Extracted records
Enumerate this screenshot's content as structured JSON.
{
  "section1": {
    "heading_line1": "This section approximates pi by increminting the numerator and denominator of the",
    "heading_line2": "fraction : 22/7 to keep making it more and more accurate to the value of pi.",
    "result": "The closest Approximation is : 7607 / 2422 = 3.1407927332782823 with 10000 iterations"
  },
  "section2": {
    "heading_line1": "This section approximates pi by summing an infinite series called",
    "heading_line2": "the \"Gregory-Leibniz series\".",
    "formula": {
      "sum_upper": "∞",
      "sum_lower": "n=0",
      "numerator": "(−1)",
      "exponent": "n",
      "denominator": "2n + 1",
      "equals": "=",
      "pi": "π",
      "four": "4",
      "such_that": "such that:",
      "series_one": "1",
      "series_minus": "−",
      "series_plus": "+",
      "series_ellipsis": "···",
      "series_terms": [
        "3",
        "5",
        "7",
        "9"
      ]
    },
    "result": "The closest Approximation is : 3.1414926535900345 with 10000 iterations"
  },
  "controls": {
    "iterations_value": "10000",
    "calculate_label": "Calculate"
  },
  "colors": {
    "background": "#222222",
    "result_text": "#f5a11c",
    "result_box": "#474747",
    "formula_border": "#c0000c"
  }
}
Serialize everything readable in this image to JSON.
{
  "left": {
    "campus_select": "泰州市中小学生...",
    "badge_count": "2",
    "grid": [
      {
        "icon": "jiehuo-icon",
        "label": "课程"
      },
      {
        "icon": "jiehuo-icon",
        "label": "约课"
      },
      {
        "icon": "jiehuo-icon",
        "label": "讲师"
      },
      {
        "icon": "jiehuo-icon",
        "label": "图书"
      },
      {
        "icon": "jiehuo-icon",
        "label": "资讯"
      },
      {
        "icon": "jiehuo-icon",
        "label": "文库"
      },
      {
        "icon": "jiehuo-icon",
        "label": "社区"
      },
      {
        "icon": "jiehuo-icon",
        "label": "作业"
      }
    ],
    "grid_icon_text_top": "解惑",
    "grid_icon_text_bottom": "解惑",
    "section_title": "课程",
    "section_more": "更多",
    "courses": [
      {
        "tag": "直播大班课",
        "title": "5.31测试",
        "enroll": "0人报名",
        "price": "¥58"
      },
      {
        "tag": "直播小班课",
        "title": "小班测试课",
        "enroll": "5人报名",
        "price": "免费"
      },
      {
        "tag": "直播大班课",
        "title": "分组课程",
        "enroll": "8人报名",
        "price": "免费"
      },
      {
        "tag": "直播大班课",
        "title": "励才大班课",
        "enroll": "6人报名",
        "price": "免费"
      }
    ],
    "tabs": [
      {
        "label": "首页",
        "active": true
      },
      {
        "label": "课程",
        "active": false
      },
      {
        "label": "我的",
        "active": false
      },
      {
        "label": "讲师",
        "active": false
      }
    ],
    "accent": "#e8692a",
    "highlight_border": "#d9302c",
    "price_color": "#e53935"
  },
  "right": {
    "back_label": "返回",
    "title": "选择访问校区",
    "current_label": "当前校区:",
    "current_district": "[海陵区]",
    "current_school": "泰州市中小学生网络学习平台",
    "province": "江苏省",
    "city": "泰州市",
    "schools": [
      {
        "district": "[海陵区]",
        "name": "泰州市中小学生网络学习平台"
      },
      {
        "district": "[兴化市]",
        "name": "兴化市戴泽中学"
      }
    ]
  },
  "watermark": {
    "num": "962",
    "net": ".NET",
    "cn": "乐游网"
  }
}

# Description of the task
Pick out the lines that have the word "numerator". Copy them all.

# Result
    "heading_line1": "This section approximates pi by increminting the numerator and denominator of the",
      "numerator": "(−1)",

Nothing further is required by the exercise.